> _Goal_:
All records must be quoted exactly. Omit the pictures.

>>>

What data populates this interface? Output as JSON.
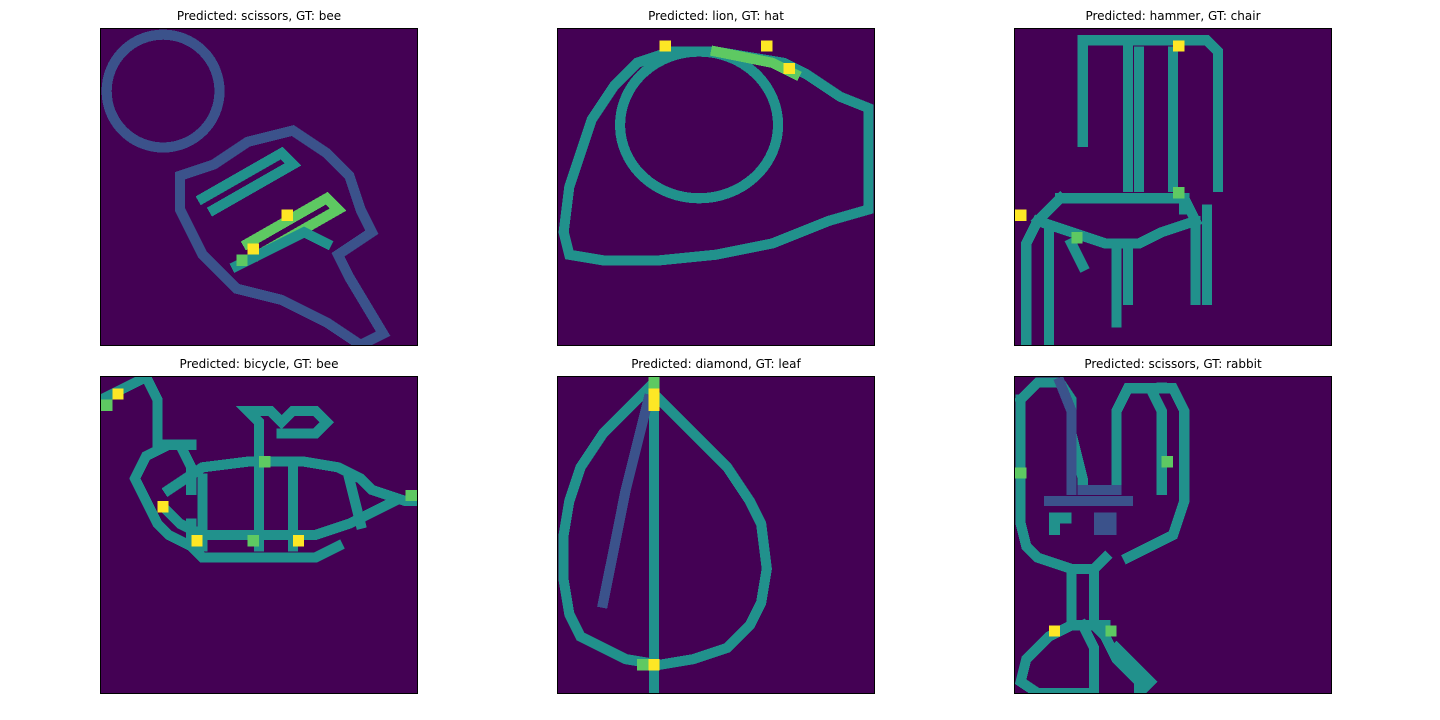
{
  "colors": {
    "background": "#440154",
    "low": "#3b528b",
    "mid": "#21918c",
    "high": "#5ec962",
    "peak": "#fde725"
  },
  "panels": [
    {
      "title": "Predicted: scissors, GT: bee",
      "depicts": "bee-icon"
    },
    {
      "title": "Predicted: lion, GT: hat",
      "depicts": "hat-icon"
    },
    {
      "title": "Predicted: hammer, GT: chair",
      "depicts": "chair-icon"
    },
    {
      "title": "Predicted: bicycle, GT: bee",
      "depicts": "bee-icon"
    },
    {
      "title": "Predicted: diamond, GT: leaf",
      "depicts": "leaf-icon"
    },
    {
      "title": "Predicted: scissors, GT: rabbit",
      "depicts": "rabbit-icon"
    }
  ]
}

<<<

> _Full response_:
What data populates this interface? Output as JSON.
{
  "colors": {
    "background": "#440154",
    "low": "#3b528b",
    "mid": "#21918c",
    "high": "#5ec962",
    "peak": "#fde725"
  },
  "panels": [
    {
      "title": "Predicted: scissors, GT: bee",
      "depicts": "bee-icon"
    },
    {
      "title": "Predicted: lion, GT: hat",
      "depicts": "hat-icon"
    },
    {
      "title": "Predicted: hammer, GT: chair",
      "depicts": "chair-icon"
    },
    {
      "title": "Predicted: bicycle, GT: bee",
      "depicts": "bee-icon"
    },
    {
      "title": "Predicted: diamond, GT: leaf",
      "depicts": "leaf-icon"
    },
    {
      "title": "Predicted: scissors, GT: rabbit",
      "depicts": "rabbit-icon"
    }
  ]
}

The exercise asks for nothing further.